Dataset entries
※ ※ ※

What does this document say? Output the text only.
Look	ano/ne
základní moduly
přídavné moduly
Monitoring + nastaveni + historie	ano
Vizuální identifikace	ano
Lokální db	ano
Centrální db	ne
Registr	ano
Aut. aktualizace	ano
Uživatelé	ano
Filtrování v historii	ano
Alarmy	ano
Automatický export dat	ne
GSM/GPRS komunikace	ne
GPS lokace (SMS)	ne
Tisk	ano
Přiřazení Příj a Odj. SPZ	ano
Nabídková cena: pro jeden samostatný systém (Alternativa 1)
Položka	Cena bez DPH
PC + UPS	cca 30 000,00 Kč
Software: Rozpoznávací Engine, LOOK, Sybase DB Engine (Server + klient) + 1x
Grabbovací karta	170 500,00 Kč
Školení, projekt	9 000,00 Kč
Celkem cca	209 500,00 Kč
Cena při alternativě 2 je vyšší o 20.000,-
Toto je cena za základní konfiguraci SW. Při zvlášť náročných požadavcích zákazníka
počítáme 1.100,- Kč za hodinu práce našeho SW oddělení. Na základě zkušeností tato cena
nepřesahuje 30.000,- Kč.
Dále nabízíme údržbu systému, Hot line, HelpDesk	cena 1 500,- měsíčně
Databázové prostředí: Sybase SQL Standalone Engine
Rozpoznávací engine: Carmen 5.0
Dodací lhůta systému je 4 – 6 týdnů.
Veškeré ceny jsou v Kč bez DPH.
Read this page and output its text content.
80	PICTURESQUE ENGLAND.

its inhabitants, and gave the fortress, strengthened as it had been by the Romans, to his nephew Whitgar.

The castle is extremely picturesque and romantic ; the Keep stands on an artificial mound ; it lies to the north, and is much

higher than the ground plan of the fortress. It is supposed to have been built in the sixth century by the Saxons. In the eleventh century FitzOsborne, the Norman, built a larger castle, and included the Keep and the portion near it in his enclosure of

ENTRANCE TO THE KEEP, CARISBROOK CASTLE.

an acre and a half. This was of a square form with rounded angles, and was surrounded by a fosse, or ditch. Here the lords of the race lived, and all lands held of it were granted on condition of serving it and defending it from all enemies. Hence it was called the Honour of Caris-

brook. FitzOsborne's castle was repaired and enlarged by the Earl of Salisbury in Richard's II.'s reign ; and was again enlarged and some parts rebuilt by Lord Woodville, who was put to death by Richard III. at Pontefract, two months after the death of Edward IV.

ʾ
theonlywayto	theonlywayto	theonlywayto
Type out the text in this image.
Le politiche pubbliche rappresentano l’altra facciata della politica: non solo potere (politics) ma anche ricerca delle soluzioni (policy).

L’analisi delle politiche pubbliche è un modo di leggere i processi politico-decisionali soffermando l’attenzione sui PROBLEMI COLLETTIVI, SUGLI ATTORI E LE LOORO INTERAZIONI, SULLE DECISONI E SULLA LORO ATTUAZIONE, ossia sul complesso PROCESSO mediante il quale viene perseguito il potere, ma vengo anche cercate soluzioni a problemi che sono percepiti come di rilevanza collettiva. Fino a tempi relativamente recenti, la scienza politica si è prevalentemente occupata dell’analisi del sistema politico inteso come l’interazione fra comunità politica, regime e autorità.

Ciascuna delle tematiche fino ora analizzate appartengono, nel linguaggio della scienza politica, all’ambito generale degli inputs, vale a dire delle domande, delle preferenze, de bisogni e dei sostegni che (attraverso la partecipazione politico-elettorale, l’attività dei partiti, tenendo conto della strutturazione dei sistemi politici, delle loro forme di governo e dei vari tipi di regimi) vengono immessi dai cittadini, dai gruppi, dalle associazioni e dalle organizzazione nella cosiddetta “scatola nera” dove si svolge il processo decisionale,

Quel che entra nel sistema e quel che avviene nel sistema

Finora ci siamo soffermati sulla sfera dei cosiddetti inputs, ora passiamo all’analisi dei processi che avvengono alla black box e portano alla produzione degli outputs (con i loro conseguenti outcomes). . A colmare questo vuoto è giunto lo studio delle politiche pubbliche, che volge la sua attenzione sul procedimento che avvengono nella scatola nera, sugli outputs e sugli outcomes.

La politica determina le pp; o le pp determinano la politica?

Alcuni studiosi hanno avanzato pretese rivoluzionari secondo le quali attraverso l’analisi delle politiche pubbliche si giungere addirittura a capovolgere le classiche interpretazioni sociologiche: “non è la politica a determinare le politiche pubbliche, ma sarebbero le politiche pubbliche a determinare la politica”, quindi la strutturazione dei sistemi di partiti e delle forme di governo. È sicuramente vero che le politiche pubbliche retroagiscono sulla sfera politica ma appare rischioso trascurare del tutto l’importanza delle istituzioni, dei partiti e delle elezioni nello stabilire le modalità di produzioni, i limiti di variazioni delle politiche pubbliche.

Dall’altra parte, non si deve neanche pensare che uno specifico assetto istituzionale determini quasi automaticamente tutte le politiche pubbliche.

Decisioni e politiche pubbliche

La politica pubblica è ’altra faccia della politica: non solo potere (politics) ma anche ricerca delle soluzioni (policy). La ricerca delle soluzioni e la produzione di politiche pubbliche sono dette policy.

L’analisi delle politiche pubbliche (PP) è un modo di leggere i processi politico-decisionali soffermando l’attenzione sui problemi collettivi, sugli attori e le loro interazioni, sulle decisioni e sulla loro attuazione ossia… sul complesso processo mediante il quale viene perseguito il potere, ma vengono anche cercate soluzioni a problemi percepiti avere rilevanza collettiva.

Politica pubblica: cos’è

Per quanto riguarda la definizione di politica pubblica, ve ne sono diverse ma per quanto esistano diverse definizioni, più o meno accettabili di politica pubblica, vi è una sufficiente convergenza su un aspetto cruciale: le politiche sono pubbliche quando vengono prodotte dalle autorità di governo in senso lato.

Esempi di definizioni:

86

※ ※ ※

= What is being asked =
Give the data again, exactly as it stands.

= Task answer =
What does this document say? Output the text only.
Look	ano/ne
základní moduly
přídavné moduly
Monitoring + nastaveni + historie	ano
Vizuální identifikace	ano
Lokální db	ano
Centrální db	ne
Registr	ano
Aut. aktualizace	ano
Uživatelé	ano
Filtrování v historii	ano
Alarmy	ano
Automatický export dat	ne
GSM/GPRS komunikace	ne
GPS lokace (SMS)	ne
Tisk	ano
Přiřazení Příj a Odj. SPZ	ano
Nabídková cena: pro jeden samostatný systém (Alternativa 1)
Položka	Cena bez DPH
PC + UPS	cca 30 000,00 Kč
Software: Rozpoznávací Engine, LOOK, Sybase DB Engine (Server + klient) + 1x
Grabbovací karta	170 500,00 Kč
Školení, projekt	9 000,00 Kč
Celkem cca	209 500,00 Kč
Cena při alternativě 2 je vyšší o 20.000,-
Toto je cena za základní konfiguraci SW. Při zvlášť náročných požadavcích zákazníka
počítáme 1.100,- Kč za hodinu práce našeho SW oddělení. Na základě zkušeností tato cena
nepřesahuje 30.000,- Kč.
Dále nabízíme údržbu systému, Hot line, HelpDesk	cena 1 500,- měsíčně
Databázové prostředí: Sybase SQL Standalone Engine
Rozpoznávací engine: Carmen 5.0
Dodací lhůta systému je 4 – 6 týdnů.
Veškeré ceny jsou v Kč bez DPH.
Read this page and output its text content.
80	PICTURESQUE ENGLAND.

its inhabitants, and gave the fortress, strengthened as it had been by the Romans, to his nephew Whitgar.

The castle is extremely picturesque and romantic ; the Keep stands on an artificial mound ; it lies to the north, and is much

higher than the ground plan of the fortress. It is supposed to have been built in the sixth century by the Saxons. In the eleventh century FitzOsborne, the Norman, built a larger castle, and included the Keep and the portion near it in his enclosure of

ENTRANCE TO THE KEEP, CARISBROOK CASTLE.

an acre and a half. This was of a square form with rounded angles, and was surrounded by a fosse, or ditch. Here the lords of the race lived, and all lands held of it were granted on condition of serving it and defending it from all enemies. Hence it was called the Honour of Caris-

brook. FitzOsborne's castle was repaired and enlarged by the Earl of Salisbury in Richard's II.'s reign ; and was again enlarged and some parts rebuilt by Lord Woodville, who was put to death by Richard III. at Pontefract, two months after the death of Edward IV.

ʾ
theonlywayto	theonlywayto	theonlywayto
Type out the text in this image.
Le politiche pubbliche rappresentano l’altra facciata della politica: non solo potere (politics) ma anche ricerca delle soluzioni (policy).

L’analisi delle politiche pubbliche è un modo di leggere i processi politico-decisionali soffermando l’attenzione sui PROBLEMI COLLETTIVI, SUGLI ATTORI E LE LOORO INTERAZIONI, SULLE DECISONI E SULLA LORO ATTUAZIONE, ossia sul complesso PROCESSO mediante il quale viene perseguito il potere, ma vengo anche cercate soluzioni a problemi che sono percepiti come di rilevanza collettiva. Fino a tempi relativamente recenti, la scienza politica si è prevalentemente occupata dell’analisi del sistema politico inteso come l’interazione fra comunità politica, regime e autorità.

Ciascuna delle tematiche fino ora analizzate appartengono, nel linguaggio della scienza politica, all’ambito generale degli inputs, vale a dire delle domande, delle preferenze, de bisogni e dei sostegni che (attraverso la partecipazione politico-elettorale, l’attività dei partiti, tenendo conto della strutturazione dei sistemi politici, delle loro forme di governo e dei vari tipi di regimi) vengono immessi dai cittadini, dai gruppi, dalle associazioni e dalle organizzazione nella cosiddetta “scatola nera” dove si svolge il processo decisionale,

Quel che entra nel sistema e quel che avviene nel sistema

Finora ci siamo soffermati sulla sfera dei cosiddetti inputs, ora passiamo all’analisi dei processi che avvengono alla black box e portano alla produzione degli outputs (con i loro conseguenti outcomes). . A colmare questo vuoto è giunto lo studio delle politiche pubbliche, che volge la sua attenzione sul procedimento che avvengono nella scatola nera, sugli outputs e sugli outcomes.

La politica determina le pp; o le pp determinano la politica?

Alcuni studiosi hanno avanzato pretese rivoluzionari secondo le quali attraverso l’analisi delle politiche pubbliche si giungere addirittura a capovolgere le classiche interpretazioni sociologiche: “non è la politica a determinare le politiche pubbliche, ma sarebbero le politiche pubbliche a determinare la politica”, quindi la strutturazione dei sistemi di partiti e delle forme di governo. È sicuramente vero che le politiche pubbliche retroagiscono sulla sfera politica ma appare rischioso trascurare del tutto l’importanza delle istituzioni, dei partiti e delle elezioni nello stabilire le modalità di produzioni, i limiti di variazioni delle politiche pubbliche.

Dall’altra parte, non si deve neanche pensare che uno specifico assetto istituzionale determini quasi automaticamente tutte le politiche pubbliche.

Decisioni e politiche pubbliche

La politica pubblica è ’altra faccia della politica: non solo potere (politics) ma anche ricerca delle soluzioni (policy). La ricerca delle soluzioni e la produzione di politiche pubbliche sono dette policy.

L’analisi delle politiche pubbliche (PP) è un modo di leggere i processi politico-decisionali soffermando l’attenzione sui problemi collettivi, sugli attori e le loro interazioni, sulle decisioni e sulla loro attuazione ossia… sul complesso processo mediante il quale viene perseguito il potere, ma vengono anche cercate soluzioni a problemi percepiti avere rilevanza collettiva.

Politica pubblica: cos’è

Per quanto riguarda la definizione di politica pubblica, ve ne sono diverse ma per quanto esistano diverse definizioni, più o meno accettabili di politica pubblica, vi è una sufficiente convergenza su un aspetto cruciale: le politiche sono pubbliche quando vengono prodotte dalle autorità di governo in senso lato.

Esempi di definizioni:

86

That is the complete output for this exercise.